To do:
Copy the data below verbatim, reproducing every line.

Record extracts:
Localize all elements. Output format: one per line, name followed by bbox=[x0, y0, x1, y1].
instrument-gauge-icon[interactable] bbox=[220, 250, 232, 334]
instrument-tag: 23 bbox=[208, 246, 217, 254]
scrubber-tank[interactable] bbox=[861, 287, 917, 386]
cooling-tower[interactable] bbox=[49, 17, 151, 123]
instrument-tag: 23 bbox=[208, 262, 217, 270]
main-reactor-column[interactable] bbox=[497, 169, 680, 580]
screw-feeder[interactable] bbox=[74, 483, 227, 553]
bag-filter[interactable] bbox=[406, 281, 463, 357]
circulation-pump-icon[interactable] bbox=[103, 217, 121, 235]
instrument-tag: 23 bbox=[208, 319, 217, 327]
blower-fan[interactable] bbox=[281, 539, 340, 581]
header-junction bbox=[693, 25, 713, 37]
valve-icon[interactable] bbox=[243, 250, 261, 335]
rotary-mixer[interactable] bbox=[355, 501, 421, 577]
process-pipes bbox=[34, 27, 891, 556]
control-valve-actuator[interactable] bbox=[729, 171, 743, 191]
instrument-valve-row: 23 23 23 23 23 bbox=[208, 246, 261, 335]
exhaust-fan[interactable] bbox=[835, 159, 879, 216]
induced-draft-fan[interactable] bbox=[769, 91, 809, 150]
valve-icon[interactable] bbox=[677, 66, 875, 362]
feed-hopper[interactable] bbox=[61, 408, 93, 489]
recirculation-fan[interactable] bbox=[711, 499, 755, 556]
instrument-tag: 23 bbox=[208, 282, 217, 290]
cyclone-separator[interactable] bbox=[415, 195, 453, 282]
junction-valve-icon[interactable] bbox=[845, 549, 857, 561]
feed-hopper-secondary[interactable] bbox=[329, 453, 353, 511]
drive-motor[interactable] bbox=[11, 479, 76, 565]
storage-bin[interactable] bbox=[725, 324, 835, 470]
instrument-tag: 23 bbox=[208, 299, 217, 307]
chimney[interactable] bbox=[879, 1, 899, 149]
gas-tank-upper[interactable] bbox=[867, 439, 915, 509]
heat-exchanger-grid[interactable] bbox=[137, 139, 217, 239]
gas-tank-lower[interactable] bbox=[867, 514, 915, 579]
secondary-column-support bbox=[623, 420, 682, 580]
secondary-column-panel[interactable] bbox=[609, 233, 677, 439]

Written solution:
Localize all elements. Output format: one per line, name followed by bbox=[x0, y0, x1, y1].
instrument-gauge-icon[interactable] bbox=[220, 250, 232, 334]
instrument-tag: 23 bbox=[208, 246, 217, 254]
scrubber-tank[interactable] bbox=[861, 287, 917, 386]
cooling-tower[interactable] bbox=[49, 17, 151, 123]
instrument-tag: 23 bbox=[208, 262, 217, 270]
main-reactor-column[interactable] bbox=[497, 169, 680, 580]
screw-feeder[interactable] bbox=[74, 483, 227, 553]
bag-filter[interactable] bbox=[406, 281, 463, 357]
circulation-pump-icon[interactable] bbox=[103, 217, 121, 235]
instrument-tag: 23 bbox=[208, 319, 217, 327]
blower-fan[interactable] bbox=[281, 539, 340, 581]
header-junction bbox=[693, 25, 713, 37]
valve-icon[interactable] bbox=[243, 250, 261, 335]
rotary-mixer[interactable] bbox=[355, 501, 421, 577]
process-pipes bbox=[34, 27, 891, 556]
control-valve-actuator[interactable] bbox=[729, 171, 743, 191]
instrument-valve-row: 23 23 23 23 23 bbox=[208, 246, 261, 335]
exhaust-fan[interactable] bbox=[835, 159, 879, 216]
induced-draft-fan[interactable] bbox=[769, 91, 809, 150]
valve-icon[interactable] bbox=[677, 66, 875, 362]
feed-hopper[interactable] bbox=[61, 408, 93, 489]
recirculation-fan[interactable] bbox=[711, 499, 755, 556]
instrument-tag: 23 bbox=[208, 282, 217, 290]
cyclone-separator[interactable] bbox=[415, 195, 453, 282]
junction-valve-icon[interactable] bbox=[845, 549, 857, 561]
feed-hopper-secondary[interactable] bbox=[329, 453, 353, 511]
drive-motor[interactable] bbox=[11, 479, 76, 565]
storage-bin[interactable] bbox=[725, 324, 835, 470]
instrument-tag: 23 bbox=[208, 299, 217, 307]
chimney[interactable] bbox=[879, 1, 899, 149]
gas-tank-upper[interactable] bbox=[867, 439, 915, 509]
heat-exchanger-grid[interactable] bbox=[137, 139, 217, 239]
gas-tank-lower[interactable] bbox=[867, 514, 915, 579]
secondary-column-support bbox=[623, 420, 682, 580]
secondary-column-panel[interactable] bbox=[609, 233, 677, 439]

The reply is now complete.